Problem requirements => Give the entries back exactly, dropping each image.

Exercise materials =>
▬▬▬▬▬▬
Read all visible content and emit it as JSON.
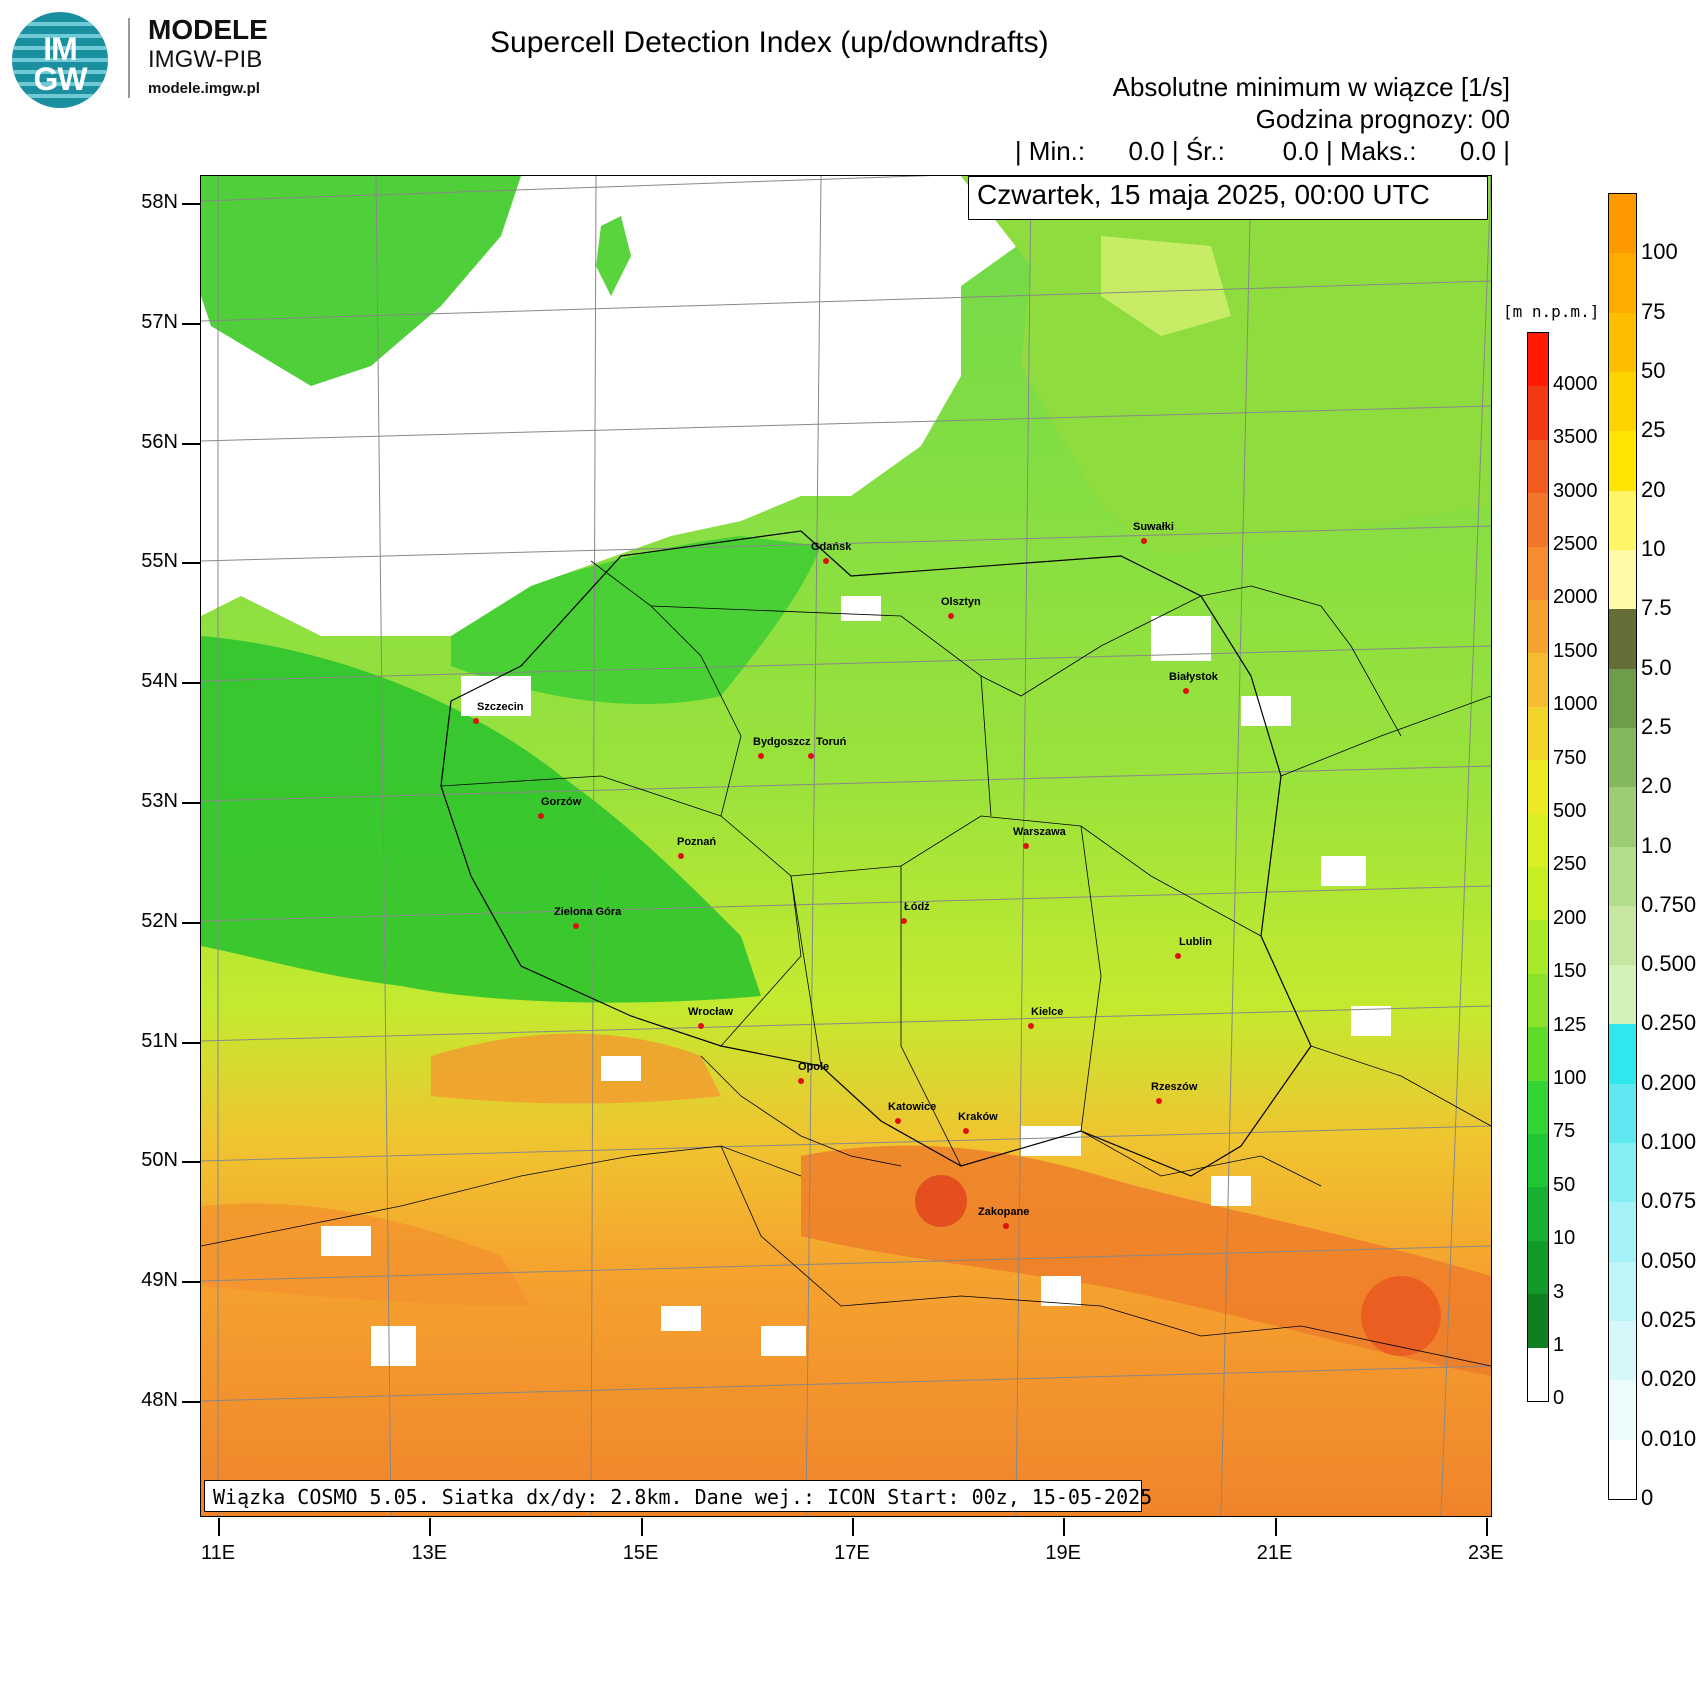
{
  "logo": {
    "text": "IM GW",
    "icon": "imgw-logo-icon"
  },
  "brand": {
    "title": "MODELE",
    "subtitle": "IMGW-PIB",
    "url": "modele.imgw.pl"
  },
  "header": {
    "title": "Supercell Detection Index (up/downdrafts)",
    "variable": "Absolutne minimum w wiązce [1/s]",
    "forecast_hour": "Godzina prognozy: 00",
    "stats": "| Min.:      0.0 | Śr.:        0.0 | Maks.:      0.0 |"
  },
  "date_label": "Czwartek, 15 maja 2025, 00:00 UTC",
  "footer": "Wiązka COSMO 5.05. Siatka dx/dy: 2.8km. Dane wej.: ICON Start: 00z, 15-05-2025",
  "lat_labels": [
    "58N",
    "57N",
    "56N",
    "55N",
    "54N",
    "53N",
    "52N",
    "51N",
    "50N",
    "49N",
    "48N"
  ],
  "lon_labels": [
    "11E",
    "13E",
    "15E",
    "17E",
    "19E",
    "21E",
    "23E"
  ],
  "cities": [
    "Gdańsk",
    "Olsztyn",
    "Suwałki",
    "Białystok",
    "Szczecin",
    "Bydgoszcz",
    "Toruń",
    "Gorzów",
    "Poznań",
    "Warszawa",
    "Zielona Góra",
    "Łódź",
    "Lublin",
    "Wrocław",
    "Kielce",
    "Opole",
    "Rzeszów",
    "Katowice",
    "Kraków",
    "Zakopane"
  ],
  "colorbar_terrain": {
    "unit": "[m n.p.m.]",
    "labels": [
      "4000",
      "3500",
      "3000",
      "2500",
      "2000",
      "1500",
      "1000",
      "750",
      "500",
      "250",
      "200",
      "150",
      "125",
      "100",
      "75",
      "50",
      "10",
      "3",
      "1",
      "0"
    ],
    "colors": [
      "#ff1a00",
      "#f23a10",
      "#f25b1e",
      "#f2762a",
      "#f58c2e",
      "#f5a32f",
      "#f5bd2f",
      "#f2d52b",
      "#ede925",
      "#d9ef22",
      "#c6ee22",
      "#a8e92a",
      "#8be22b",
      "#5edb2b",
      "#32d433",
      "#1ec633",
      "#17b030",
      "#129a2b",
      "#0f7f20",
      "#ffffff"
    ]
  },
  "colorbar_index": {
    "labels": [
      "100",
      "75",
      "50",
      "25",
      "20",
      "10",
      "7.5",
      "5.0",
      "2.5",
      "2.0",
      "1.0",
      "0.750",
      "0.500",
      "0.250",
      "0.200",
      "0.100",
      "0.075",
      "0.050",
      "0.025",
      "0.020",
      "0.010",
      "0"
    ],
    "colors": [
      "#ff9900",
      "#ffab00",
      "#ffbe00",
      "#ffd300",
      "#ffe500",
      "#fff566",
      "#fffaa8",
      "#666d36",
      "#6f9c4a",
      "#84b85c",
      "#9ccc74",
      "#b3dd8c",
      "#c6e6a2",
      "#d4f2b8",
      "#2ee8ee",
      "#5fe8ef",
      "#85eef3",
      "#a4f1f6",
      "#bff5f8",
      "#d6f8fa",
      "#ecfbfc",
      "#ffffff"
    ]
  }
}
▬▬▬▬▬▬
Final result =>
Read all visible content and emit it as JSON.
{
  "logo": {
    "text": "IM GW",
    "icon": "imgw-logo-icon"
  },
  "brand": {
    "title": "MODELE",
    "subtitle": "IMGW-PIB",
    "url": "modele.imgw.pl"
  },
  "header": {
    "title": "Supercell Detection Index (up/downdrafts)",
    "variable": "Absolutne minimum w wiązce [1/s]",
    "forecast_hour": "Godzina prognozy: 00",
    "stats": "| Min.:      0.0 | Śr.:        0.0 | Maks.:      0.0 |"
  },
  "date_label": "Czwartek, 15 maja 2025, 00:00 UTC",
  "footer": "Wiązka COSMO 5.05. Siatka dx/dy: 2.8km. Dane wej.: ICON Start: 00z, 15-05-2025",
  "lat_labels": [
    "58N",
    "57N",
    "56N",
    "55N",
    "54N",
    "53N",
    "52N",
    "51N",
    "50N",
    "49N",
    "48N"
  ],
  "lon_labels": [
    "11E",
    "13E",
    "15E",
    "17E",
    "19E",
    "21E",
    "23E"
  ],
  "cities": [
    "Gdańsk",
    "Olsztyn",
    "Suwałki",
    "Białystok",
    "Szczecin",
    "Bydgoszcz",
    "Toruń",
    "Gorzów",
    "Poznań",
    "Warszawa",
    "Zielona Góra",
    "Łódź",
    "Lublin",
    "Wrocław",
    "Kielce",
    "Opole",
    "Rzeszów",
    "Katowice",
    "Kraków",
    "Zakopane"
  ],
  "colorbar_terrain": {
    "unit": "[m n.p.m.]",
    "labels": [
      "4000",
      "3500",
      "3000",
      "2500",
      "2000",
      "1500",
      "1000",
      "750",
      "500",
      "250",
      "200",
      "150",
      "125",
      "100",
      "75",
      "50",
      "10",
      "3",
      "1",
      "0"
    ],
    "colors": [
      "#ff1a00",
      "#f23a10",
      "#f25b1e",
      "#f2762a",
      "#f58c2e",
      "#f5a32f",
      "#f5bd2f",
      "#f2d52b",
      "#ede925",
      "#d9ef22",
      "#c6ee22",
      "#a8e92a",
      "#8be22b",
      "#5edb2b",
      "#32d433",
      "#1ec633",
      "#17b030",
      "#129a2b",
      "#0f7f20",
      "#ffffff"
    ]
  },
  "colorbar_index": {
    "labels": [
      "100",
      "75",
      "50",
      "25",
      "20",
      "10",
      "7.5",
      "5.0",
      "2.5",
      "2.0",
      "1.0",
      "0.750",
      "0.500",
      "0.250",
      "0.200",
      "0.100",
      "0.075",
      "0.050",
      "0.025",
      "0.020",
      "0.010",
      "0"
    ],
    "colors": [
      "#ff9900",
      "#ffab00",
      "#ffbe00",
      "#ffd300",
      "#ffe500",
      "#fff566",
      "#fffaa8",
      "#666d36",
      "#6f9c4a",
      "#84b85c",
      "#9ccc74",
      "#b3dd8c",
      "#c6e6a2",
      "#d4f2b8",
      "#2ee8ee",
      "#5fe8ef",
      "#85eef3",
      "#a4f1f6",
      "#bff5f8",
      "#d6f8fa",
      "#ecfbfc",
      "#ffffff"
    ]
  }
}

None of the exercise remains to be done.